- [Given problem 1] List the named shows held by IWA East Coast that appear in the text about the promotion.

- [Excerpt]
>>>

IWA East Coast
- Acronym: IWA EC
- Founded: 2004
- Defunct: 2021
- Style: Professional wrestling;
- Headquarters: Dunbar, West Virginia
- Founder: Kevin Canady
- Owner: Kevin Canady

= IWA East Coast =

Defunct professional wrestling promotion located in Dunbar, West Virginia

Independent Wrestling Association (IWA) East Coast, also known as IWA East Coast and IWA-EC, was an American independent professional wrestling promotion based in Dunbar, West Virginia. It was formed by Kevin Canady, also known by his ring name Mad Man Pondo, in 2004.
==History==
On October 5, 2004, IWA East Coast held their first show titled Battle of the Butchers at the Nitro Community Center in Nitro, West Virginia in which the main event was between Abdullah The Butcher and Necro Butcher. On March 15, 2005, IWA East Coast's Need to Bleed event at the Dunbar National Guard Armory in Dunbar, West Virginia saw the first championship being defended on the show as Ruckus defended the CZW Heavyweight Championship against El Drunko.

On April 6, 2005, the first IWA East Coast Heavyweight Champion was crowned when Chris Hero defeated Mike Quackenbush. Titled Happy Hour Hatred, the event also featured title defenses for the NWA Midwest Women's Championship when Daizee Haze defended the title against Mickie Knuckles and the IWA Mid-South Heavyweight Championship when Jimmy Jacobs defended the title against Delirious.

<<<

- [Records shown]
>>>

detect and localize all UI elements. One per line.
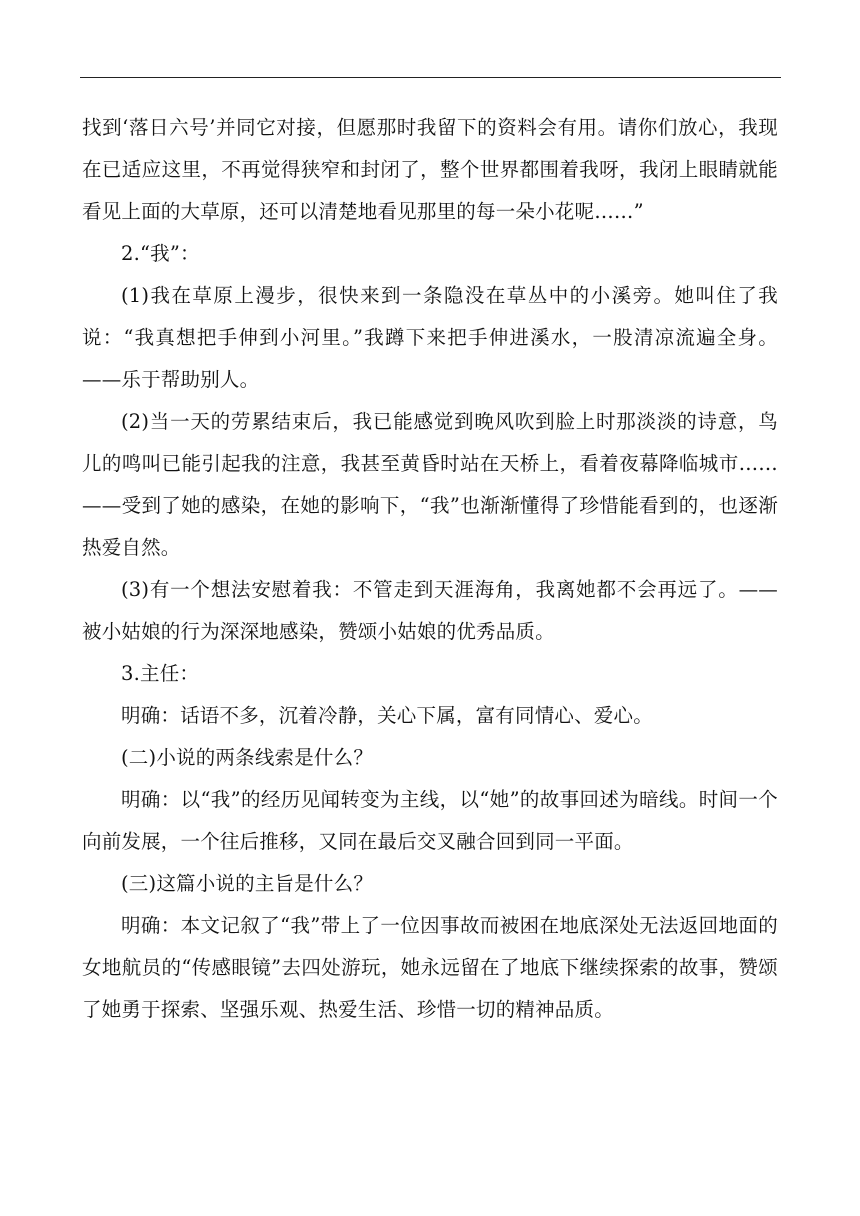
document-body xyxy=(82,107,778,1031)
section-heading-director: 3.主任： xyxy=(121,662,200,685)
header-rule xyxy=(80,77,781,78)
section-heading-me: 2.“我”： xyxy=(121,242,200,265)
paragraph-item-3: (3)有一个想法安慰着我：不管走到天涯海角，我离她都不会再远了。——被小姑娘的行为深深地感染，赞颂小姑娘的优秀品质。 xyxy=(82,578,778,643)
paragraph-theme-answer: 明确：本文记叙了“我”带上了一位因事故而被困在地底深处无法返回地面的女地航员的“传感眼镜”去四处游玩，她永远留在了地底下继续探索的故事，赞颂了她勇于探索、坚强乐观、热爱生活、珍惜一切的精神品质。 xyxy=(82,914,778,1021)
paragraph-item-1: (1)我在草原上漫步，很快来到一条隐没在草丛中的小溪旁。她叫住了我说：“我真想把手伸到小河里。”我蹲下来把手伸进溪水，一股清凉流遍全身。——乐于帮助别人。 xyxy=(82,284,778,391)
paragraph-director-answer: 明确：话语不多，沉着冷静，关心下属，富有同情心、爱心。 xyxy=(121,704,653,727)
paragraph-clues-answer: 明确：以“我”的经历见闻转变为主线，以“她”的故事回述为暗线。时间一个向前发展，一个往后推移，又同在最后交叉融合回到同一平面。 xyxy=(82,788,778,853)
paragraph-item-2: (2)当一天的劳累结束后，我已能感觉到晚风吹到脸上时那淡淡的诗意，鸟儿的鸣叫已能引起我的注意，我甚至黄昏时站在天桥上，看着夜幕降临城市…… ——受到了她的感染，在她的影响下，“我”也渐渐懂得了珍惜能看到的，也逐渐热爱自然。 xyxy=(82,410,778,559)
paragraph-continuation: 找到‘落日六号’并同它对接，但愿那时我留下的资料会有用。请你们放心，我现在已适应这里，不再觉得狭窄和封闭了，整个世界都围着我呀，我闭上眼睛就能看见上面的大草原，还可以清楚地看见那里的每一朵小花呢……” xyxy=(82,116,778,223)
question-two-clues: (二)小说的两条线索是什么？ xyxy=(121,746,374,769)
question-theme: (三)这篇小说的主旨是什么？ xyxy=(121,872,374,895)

<<<
>>>

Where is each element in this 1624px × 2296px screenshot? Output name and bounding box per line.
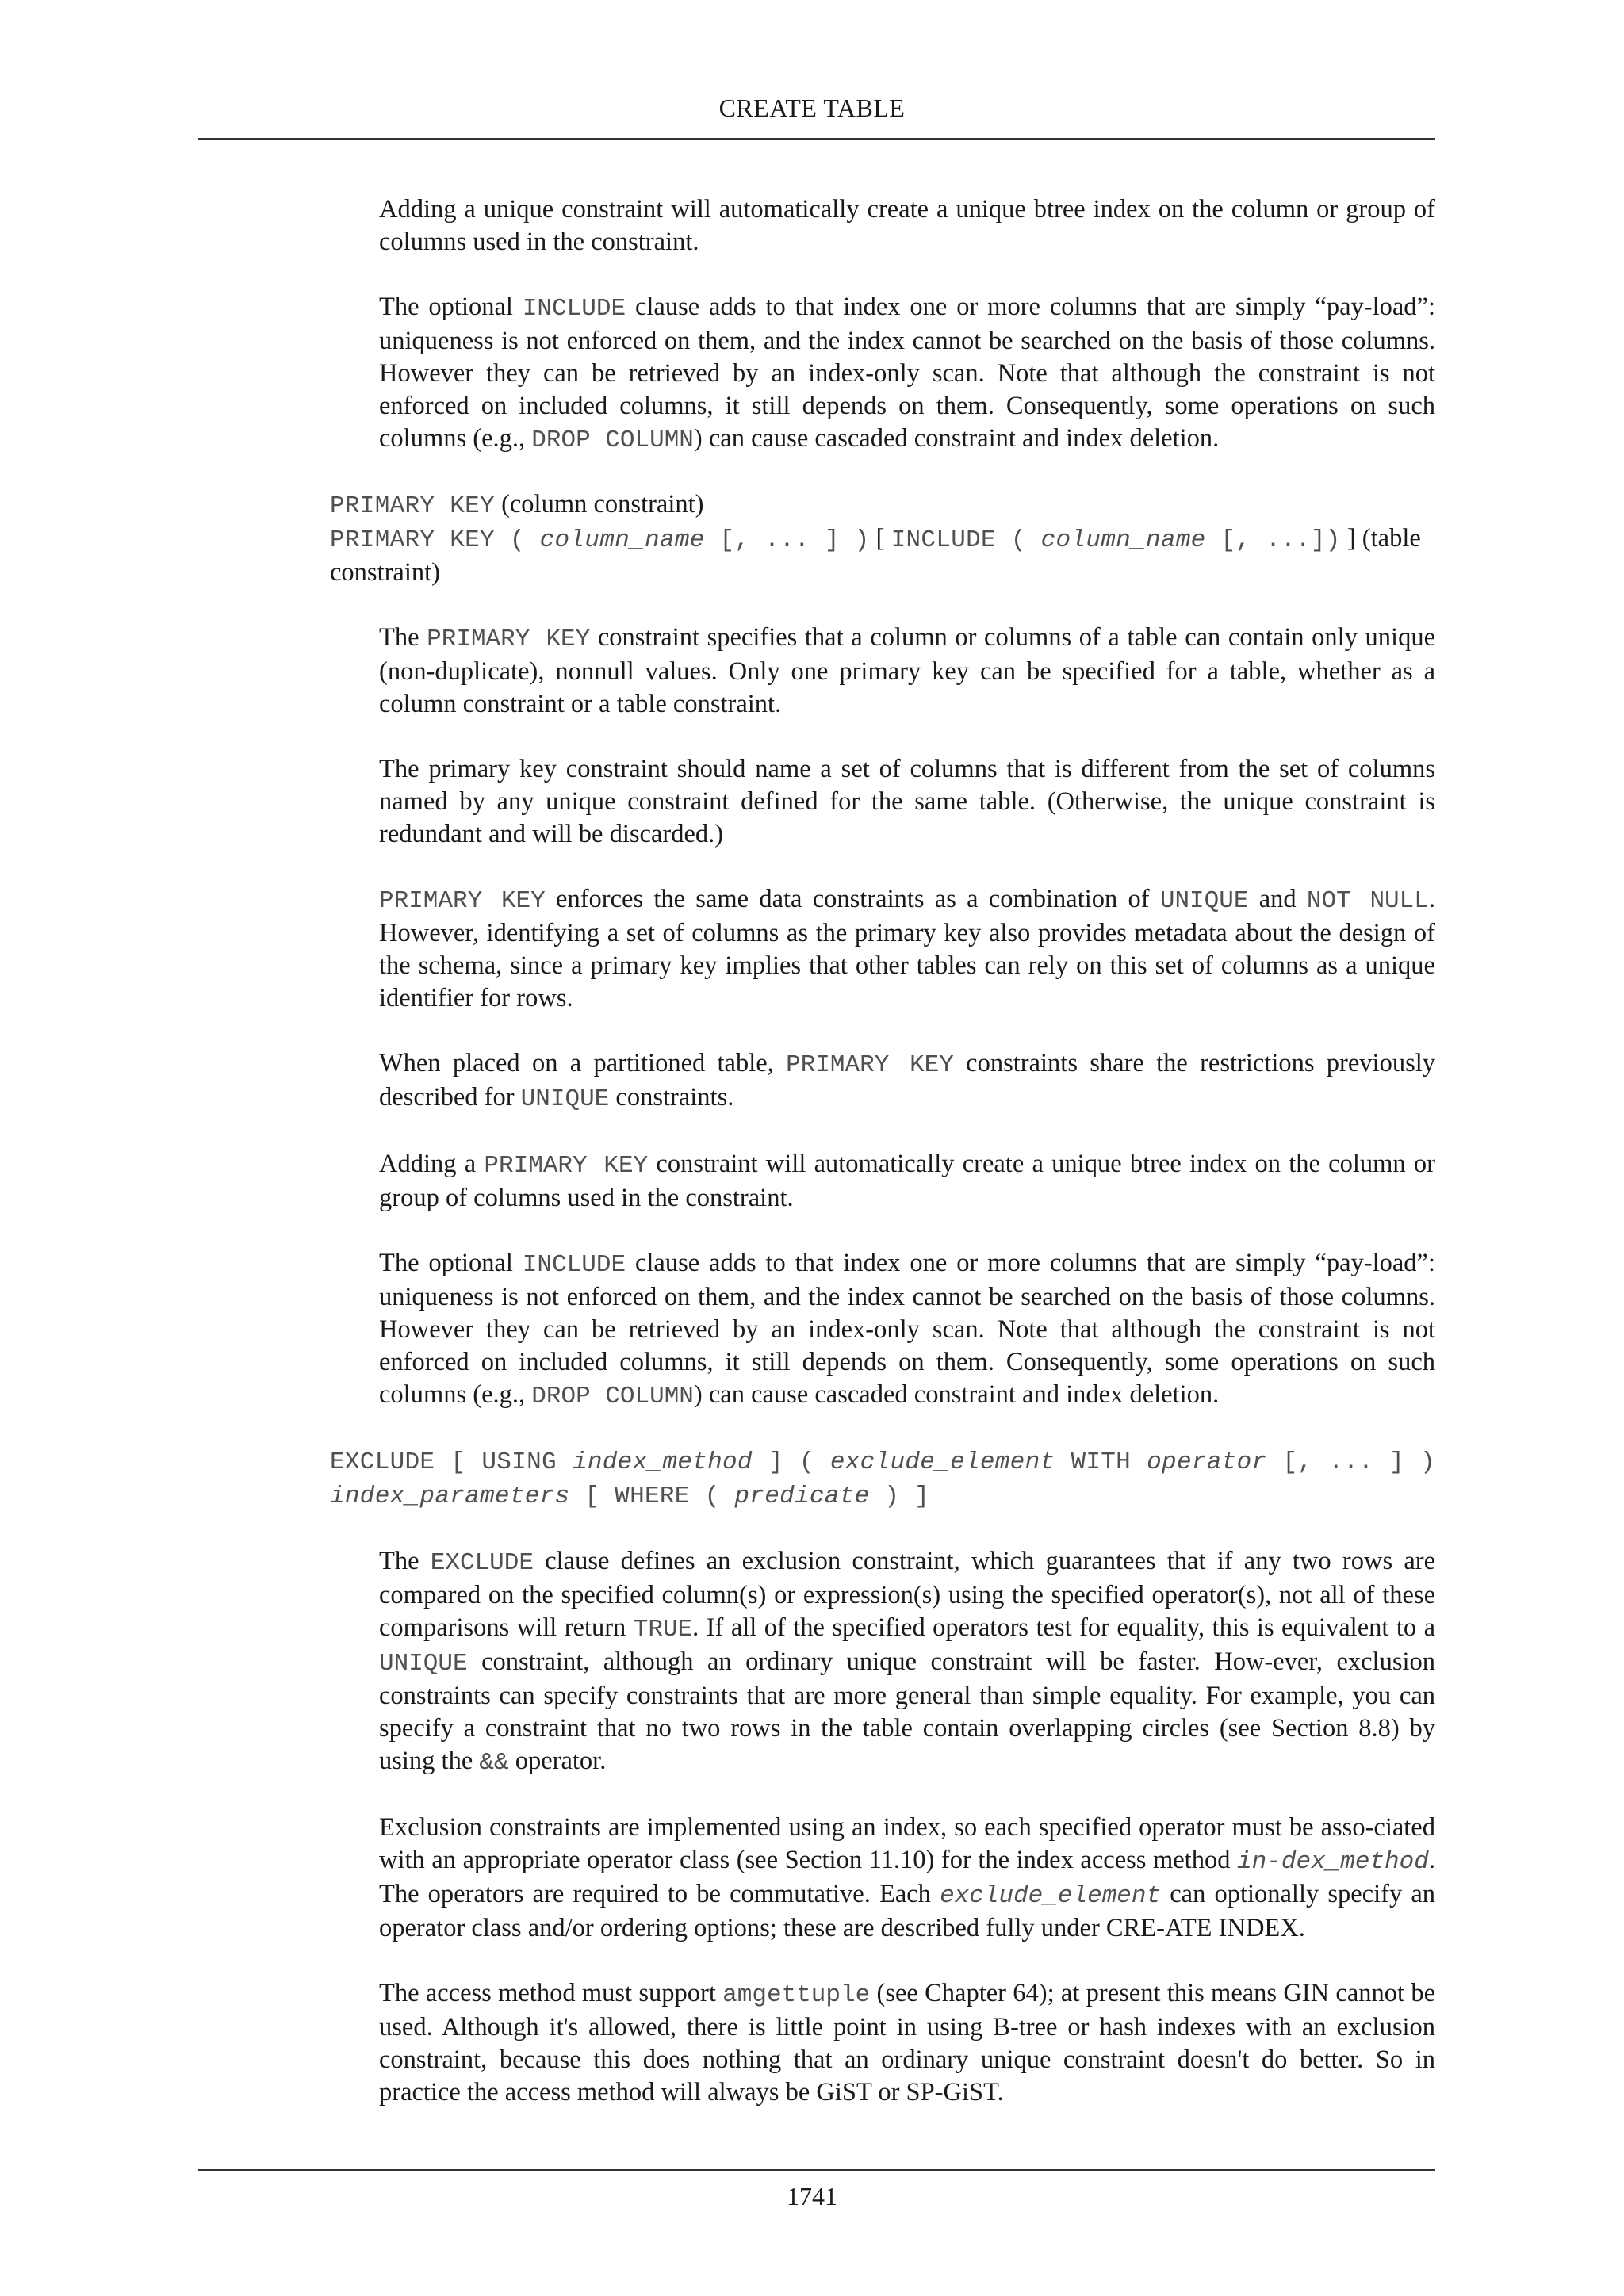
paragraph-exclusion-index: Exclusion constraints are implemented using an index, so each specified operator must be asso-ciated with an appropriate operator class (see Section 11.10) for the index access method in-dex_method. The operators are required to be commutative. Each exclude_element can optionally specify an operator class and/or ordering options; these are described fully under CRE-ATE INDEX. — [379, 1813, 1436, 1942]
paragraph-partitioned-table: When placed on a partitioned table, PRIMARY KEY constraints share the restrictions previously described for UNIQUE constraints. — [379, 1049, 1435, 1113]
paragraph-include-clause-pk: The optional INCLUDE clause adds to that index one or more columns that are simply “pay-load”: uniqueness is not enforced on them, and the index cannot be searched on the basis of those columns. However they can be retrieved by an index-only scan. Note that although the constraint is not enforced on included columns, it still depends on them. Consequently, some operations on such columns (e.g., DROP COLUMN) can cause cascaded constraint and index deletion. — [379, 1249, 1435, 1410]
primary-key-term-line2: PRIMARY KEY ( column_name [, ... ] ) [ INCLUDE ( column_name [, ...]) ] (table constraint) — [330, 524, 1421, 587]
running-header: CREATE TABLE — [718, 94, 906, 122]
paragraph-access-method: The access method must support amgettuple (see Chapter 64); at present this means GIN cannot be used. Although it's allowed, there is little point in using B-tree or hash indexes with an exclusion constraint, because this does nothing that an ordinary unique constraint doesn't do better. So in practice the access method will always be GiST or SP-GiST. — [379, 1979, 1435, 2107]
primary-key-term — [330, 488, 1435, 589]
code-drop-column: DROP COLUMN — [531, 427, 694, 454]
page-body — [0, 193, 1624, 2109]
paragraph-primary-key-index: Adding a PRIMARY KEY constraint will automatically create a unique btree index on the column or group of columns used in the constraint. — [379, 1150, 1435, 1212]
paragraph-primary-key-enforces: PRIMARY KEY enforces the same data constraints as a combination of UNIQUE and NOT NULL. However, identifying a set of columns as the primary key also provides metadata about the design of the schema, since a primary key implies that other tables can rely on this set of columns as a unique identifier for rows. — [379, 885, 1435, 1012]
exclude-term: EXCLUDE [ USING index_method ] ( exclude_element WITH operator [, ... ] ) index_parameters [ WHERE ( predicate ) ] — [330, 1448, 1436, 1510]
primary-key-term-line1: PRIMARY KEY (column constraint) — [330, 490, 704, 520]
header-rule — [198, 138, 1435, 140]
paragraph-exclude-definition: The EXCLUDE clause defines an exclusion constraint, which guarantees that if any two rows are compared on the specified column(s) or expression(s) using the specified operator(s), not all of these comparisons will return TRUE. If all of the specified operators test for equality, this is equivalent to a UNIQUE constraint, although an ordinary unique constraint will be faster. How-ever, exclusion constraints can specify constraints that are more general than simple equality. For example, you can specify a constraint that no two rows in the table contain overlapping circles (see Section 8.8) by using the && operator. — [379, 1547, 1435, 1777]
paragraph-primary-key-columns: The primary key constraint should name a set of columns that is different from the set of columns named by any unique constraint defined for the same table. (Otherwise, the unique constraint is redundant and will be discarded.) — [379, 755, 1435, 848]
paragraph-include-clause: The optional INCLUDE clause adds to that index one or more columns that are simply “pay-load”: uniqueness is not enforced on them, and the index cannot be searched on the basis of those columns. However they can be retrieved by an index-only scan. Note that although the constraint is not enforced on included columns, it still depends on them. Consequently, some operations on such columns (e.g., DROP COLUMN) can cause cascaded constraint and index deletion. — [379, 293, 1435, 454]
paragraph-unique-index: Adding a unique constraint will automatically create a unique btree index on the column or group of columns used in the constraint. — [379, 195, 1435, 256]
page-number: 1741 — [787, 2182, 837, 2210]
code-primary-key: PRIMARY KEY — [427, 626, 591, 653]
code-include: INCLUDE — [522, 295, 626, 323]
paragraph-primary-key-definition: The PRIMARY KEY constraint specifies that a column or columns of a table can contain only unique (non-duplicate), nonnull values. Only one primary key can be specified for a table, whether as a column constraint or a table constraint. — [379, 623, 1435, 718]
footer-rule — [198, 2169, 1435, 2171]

<<<

- [Given problem 2] In the entries, rewrite the lines between the one holding "detect and localize" and the one holding "question-theme: (三)这篇小说的主旨是什么？ xyxy=(121,872,374,895)", inclusive, changing "xyxy" to "box" and keeping everything else the same. Leave the pictures out of your answer.

- [Expected output 1]
Battle of the Butchers
Need to Bleed
Happy Hour Hatred

- [Expected output 2]
detect and localize all UI elements. One per line.
document-body box=(82,107,778,1031)
section-heading-director: 3.主任： box=(121,662,200,685)
header-rule box=(80,77,781,78)
section-heading-me: 2.“我”： box=(121,242,200,265)
paragraph-item-3: (3)有一个想法安慰着我：不管走到天涯海角，我离她都不会再远了。——被小姑娘的行为深深地感染，赞颂小姑娘的优秀品质。 box=(82,578,778,643)
paragraph-theme-answer: 明确：本文记叙了“我”带上了一位因事故而被困在地底深处无法返回地面的女地航员的“传感眼镜”去四处游玩，她永远留在了地底下继续探索的故事，赞颂了她勇于探索、坚强乐观、热爱生活、珍惜一切的精神品质。 box=(82,914,778,1021)
paragraph-item-1: (1)我在草原上漫步，很快来到一条隐没在草丛中的小溪旁。她叫住了我说：“我真想把手伸到小河里。”我蹲下来把手伸进溪水，一股清凉流遍全身。——乐于帮助别人。 box=(82,284,778,391)
paragraph-director-answer: 明确：话语不多，沉着冷静，关心下属，富有同情心、爱心。 box=(121,704,653,727)
paragraph-clues-answer: 明确：以“我”的经历见闻转变为主线，以“她”的故事回述为暗线。时间一个向前发展，一个往后推移，又同在最后交叉融合回到同一平面。 box=(82,788,778,853)
paragraph-item-2: (2)当一天的劳累结束后，我已能感觉到晚风吹到脸上时那淡淡的诗意，鸟儿的鸣叫已能引起我的注意，我甚至黄昏时站在天桥上，看着夜幕降临城市…… ——受到了她的感染，在她的影响下，“我”也渐渐懂得了珍惜能看到的，也逐渐热爱自然。 box=(82,410,778,559)
paragraph-continuation: 找到‘落日六号’并同它对接，但愿那时我留下的资料会有用。请你们放心，我现在已适应这里，不再觉得狭窄和封闭了，整个世界都围着我呀，我闭上眼睛就能看见上面的大草原，还可以清楚地看见那里的每一朵小花呢……” box=(82,116,778,223)
question-two-clues: (二)小说的两条线索是什么？ box=(121,746,374,769)
question-theme: (三)这篇小说的主旨是什么？ box=(121,872,374,895)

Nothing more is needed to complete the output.